→ Work to complete: Scan the records for the string "late"; copy each line where it occurs.

→ Dataset:

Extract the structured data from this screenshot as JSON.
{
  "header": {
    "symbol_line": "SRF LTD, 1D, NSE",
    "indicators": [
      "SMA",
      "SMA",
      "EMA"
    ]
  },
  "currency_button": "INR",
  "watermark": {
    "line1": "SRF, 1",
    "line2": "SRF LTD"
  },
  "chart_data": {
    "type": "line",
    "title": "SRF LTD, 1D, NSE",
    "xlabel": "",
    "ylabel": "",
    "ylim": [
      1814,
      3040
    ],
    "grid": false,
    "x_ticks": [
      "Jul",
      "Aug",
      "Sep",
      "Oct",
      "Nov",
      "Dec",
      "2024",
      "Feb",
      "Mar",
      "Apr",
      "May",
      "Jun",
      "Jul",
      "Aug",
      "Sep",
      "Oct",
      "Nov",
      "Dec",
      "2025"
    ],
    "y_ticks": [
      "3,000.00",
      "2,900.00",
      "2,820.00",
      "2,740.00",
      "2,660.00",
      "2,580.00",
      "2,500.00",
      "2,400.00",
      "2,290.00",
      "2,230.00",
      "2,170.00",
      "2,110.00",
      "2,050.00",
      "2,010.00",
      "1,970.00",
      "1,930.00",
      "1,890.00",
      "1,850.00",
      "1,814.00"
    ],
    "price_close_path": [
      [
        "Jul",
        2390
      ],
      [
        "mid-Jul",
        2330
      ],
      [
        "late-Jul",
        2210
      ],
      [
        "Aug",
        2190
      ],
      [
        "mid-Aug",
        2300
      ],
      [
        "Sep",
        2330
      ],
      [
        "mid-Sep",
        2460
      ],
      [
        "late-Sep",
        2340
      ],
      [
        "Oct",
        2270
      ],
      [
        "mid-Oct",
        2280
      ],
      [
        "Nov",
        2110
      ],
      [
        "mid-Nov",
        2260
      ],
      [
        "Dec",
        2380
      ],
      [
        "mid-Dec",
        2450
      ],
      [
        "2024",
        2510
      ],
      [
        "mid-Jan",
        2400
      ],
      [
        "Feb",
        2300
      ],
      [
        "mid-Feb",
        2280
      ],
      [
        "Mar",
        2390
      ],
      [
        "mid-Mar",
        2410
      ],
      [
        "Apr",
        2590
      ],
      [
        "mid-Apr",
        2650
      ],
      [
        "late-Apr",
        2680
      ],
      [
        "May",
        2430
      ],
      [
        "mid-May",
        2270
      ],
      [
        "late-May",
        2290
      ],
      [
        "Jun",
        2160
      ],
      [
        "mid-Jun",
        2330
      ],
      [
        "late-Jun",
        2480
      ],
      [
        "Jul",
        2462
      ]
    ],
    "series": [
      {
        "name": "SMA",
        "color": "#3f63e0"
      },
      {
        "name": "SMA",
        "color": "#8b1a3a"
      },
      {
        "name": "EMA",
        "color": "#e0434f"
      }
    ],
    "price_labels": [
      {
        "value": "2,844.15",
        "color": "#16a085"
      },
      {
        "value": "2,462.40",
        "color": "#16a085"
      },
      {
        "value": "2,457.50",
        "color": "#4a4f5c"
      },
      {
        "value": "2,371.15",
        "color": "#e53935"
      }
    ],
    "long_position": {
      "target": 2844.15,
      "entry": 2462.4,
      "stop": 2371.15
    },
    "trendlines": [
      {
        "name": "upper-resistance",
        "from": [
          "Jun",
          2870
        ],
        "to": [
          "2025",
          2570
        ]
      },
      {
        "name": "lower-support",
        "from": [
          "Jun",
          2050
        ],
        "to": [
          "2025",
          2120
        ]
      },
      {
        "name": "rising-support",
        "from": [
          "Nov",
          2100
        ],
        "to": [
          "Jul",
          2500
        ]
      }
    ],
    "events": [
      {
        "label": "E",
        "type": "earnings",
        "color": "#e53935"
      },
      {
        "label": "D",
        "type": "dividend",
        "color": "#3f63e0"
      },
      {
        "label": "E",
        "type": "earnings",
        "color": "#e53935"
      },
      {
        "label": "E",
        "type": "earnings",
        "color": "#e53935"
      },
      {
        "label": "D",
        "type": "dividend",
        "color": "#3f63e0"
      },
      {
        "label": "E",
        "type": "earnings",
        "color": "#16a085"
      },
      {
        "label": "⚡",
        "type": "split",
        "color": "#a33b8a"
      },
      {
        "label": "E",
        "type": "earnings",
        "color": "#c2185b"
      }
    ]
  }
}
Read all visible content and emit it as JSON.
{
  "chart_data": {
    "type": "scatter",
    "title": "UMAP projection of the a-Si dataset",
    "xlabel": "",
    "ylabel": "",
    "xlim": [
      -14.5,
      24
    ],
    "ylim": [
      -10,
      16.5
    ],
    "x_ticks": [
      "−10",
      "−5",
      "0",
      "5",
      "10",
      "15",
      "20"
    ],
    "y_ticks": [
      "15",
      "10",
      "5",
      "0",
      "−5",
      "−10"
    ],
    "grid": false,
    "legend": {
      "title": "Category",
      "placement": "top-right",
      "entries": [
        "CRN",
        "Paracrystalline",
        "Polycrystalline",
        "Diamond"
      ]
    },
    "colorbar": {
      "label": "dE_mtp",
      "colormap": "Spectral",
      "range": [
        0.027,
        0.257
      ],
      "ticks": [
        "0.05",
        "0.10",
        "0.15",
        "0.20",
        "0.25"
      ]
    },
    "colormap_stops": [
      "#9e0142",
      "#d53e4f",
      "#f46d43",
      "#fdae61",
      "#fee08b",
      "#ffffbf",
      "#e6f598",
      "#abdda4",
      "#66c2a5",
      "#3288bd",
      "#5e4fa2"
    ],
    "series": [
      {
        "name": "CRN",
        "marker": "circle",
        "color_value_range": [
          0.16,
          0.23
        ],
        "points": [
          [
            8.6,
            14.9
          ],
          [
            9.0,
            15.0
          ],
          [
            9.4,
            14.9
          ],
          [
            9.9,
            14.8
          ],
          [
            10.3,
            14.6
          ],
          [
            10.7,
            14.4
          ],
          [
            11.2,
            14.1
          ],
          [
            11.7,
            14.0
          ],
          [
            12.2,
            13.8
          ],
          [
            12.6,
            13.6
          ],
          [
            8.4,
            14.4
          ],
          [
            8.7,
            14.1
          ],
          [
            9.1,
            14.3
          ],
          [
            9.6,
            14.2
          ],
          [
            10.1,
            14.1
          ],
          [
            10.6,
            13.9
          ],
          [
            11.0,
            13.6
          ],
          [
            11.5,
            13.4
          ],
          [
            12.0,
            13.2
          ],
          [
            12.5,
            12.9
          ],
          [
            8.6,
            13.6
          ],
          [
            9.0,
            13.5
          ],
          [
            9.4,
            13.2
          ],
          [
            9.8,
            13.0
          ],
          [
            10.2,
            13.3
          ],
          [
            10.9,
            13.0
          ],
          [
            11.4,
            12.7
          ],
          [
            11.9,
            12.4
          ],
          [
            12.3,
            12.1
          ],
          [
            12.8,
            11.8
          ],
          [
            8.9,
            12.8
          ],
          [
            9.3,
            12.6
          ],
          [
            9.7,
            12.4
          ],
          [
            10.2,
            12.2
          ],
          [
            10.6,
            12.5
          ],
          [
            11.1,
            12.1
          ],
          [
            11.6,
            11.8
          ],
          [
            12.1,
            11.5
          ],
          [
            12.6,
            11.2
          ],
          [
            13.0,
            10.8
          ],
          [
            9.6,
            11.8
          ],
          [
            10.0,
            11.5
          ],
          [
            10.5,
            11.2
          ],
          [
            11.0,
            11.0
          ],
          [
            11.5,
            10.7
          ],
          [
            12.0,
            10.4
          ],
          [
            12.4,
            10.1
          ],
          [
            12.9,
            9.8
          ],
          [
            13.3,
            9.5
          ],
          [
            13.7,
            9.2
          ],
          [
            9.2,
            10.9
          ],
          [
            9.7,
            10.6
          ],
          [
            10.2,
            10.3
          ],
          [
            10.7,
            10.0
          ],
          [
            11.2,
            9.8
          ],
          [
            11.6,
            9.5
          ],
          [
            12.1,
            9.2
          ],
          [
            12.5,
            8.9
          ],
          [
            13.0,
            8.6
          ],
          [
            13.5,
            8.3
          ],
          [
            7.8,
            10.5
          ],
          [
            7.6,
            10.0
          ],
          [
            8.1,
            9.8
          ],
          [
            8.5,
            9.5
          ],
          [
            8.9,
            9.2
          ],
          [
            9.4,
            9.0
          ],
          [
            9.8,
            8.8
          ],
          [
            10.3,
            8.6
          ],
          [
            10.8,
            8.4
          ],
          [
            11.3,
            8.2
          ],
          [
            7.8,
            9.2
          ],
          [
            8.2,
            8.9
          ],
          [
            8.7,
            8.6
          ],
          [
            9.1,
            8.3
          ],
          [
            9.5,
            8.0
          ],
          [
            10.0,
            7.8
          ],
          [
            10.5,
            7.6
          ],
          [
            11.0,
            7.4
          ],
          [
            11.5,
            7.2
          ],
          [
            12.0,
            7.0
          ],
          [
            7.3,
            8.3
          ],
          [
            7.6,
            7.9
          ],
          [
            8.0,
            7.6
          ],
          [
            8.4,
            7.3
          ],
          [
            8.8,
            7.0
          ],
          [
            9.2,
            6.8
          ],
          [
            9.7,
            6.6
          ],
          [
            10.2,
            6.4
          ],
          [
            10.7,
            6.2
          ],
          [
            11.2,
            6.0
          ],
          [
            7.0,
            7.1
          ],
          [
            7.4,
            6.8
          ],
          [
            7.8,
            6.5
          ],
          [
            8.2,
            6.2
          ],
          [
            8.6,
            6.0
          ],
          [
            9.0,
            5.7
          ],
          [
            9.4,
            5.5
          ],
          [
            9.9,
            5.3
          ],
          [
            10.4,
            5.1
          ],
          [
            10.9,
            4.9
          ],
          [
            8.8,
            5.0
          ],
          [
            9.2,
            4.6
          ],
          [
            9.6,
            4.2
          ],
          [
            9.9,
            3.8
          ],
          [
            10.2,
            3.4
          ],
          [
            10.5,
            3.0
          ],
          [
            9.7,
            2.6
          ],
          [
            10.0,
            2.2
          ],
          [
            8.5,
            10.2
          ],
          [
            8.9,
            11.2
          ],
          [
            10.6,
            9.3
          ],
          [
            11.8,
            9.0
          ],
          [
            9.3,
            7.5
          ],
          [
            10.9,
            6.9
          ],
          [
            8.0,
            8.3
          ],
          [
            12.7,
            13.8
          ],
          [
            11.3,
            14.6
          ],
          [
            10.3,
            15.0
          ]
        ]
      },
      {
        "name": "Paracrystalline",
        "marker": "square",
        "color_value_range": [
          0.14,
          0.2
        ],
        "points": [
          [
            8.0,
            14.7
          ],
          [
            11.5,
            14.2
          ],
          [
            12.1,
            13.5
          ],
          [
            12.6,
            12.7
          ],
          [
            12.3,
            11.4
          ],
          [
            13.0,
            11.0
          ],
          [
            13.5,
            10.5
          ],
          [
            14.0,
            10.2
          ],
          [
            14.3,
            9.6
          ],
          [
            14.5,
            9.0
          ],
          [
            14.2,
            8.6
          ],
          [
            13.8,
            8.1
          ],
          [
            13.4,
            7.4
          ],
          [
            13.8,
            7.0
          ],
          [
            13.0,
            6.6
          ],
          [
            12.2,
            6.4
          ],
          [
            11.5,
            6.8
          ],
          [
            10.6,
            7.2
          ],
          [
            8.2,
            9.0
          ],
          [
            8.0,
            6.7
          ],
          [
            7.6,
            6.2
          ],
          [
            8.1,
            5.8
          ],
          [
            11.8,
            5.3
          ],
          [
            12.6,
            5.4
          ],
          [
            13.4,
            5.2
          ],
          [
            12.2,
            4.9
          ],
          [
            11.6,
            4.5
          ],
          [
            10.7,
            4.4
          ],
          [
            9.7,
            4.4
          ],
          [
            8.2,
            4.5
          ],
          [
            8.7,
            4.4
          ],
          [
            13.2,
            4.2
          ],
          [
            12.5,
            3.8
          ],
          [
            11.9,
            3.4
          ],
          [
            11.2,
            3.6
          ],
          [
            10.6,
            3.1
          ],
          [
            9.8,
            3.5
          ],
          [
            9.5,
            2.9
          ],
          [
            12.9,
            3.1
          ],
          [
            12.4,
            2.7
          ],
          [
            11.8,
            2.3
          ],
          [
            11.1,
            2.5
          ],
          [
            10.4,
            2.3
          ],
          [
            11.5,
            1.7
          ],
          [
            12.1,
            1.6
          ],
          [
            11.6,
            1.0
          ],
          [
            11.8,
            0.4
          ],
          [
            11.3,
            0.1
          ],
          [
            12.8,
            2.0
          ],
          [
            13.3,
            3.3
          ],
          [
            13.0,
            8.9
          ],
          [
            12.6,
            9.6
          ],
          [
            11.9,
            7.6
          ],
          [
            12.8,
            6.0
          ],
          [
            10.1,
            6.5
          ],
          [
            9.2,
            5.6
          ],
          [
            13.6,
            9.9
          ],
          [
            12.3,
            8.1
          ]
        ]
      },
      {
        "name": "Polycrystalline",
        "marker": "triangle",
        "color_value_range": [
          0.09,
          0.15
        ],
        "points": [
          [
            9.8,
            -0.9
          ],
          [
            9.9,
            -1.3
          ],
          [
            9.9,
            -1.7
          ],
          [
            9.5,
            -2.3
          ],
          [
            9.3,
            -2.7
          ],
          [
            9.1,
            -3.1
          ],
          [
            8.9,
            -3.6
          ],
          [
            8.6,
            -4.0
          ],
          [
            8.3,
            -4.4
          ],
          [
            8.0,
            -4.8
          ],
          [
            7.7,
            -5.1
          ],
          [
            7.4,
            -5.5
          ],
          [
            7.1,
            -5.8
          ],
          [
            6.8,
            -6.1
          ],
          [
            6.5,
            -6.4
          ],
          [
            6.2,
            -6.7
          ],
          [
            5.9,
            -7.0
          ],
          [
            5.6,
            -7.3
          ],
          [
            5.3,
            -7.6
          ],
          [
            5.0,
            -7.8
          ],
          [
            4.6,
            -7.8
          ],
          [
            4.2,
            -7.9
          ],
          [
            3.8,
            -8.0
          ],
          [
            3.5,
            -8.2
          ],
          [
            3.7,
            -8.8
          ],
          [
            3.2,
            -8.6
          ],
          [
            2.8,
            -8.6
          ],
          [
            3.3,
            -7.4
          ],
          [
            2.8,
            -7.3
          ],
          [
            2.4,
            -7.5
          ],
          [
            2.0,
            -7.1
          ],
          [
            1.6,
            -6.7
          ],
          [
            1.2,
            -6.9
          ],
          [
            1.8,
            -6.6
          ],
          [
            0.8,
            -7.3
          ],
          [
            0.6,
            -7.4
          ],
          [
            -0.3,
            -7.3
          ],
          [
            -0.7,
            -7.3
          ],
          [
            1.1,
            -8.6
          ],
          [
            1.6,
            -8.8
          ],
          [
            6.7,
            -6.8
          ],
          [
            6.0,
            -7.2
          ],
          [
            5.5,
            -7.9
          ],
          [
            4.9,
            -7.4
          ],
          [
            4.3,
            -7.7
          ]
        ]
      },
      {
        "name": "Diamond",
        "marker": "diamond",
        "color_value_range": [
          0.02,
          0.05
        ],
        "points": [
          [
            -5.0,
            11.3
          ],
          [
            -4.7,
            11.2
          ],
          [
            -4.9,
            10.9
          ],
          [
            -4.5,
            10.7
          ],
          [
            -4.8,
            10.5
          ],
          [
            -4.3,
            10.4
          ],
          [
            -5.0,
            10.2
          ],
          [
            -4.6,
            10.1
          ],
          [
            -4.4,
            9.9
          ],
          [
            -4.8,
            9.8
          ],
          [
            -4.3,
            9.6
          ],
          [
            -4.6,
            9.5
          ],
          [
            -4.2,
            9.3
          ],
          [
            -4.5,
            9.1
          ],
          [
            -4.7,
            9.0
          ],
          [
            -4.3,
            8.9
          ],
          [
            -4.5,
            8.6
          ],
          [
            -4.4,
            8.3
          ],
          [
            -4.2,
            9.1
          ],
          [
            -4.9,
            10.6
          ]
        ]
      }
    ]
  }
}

→ Output for this exercise:
        "late-Jul",
        "late-Sep",
        "late-Apr",
        "late-May",
        "late-Jun",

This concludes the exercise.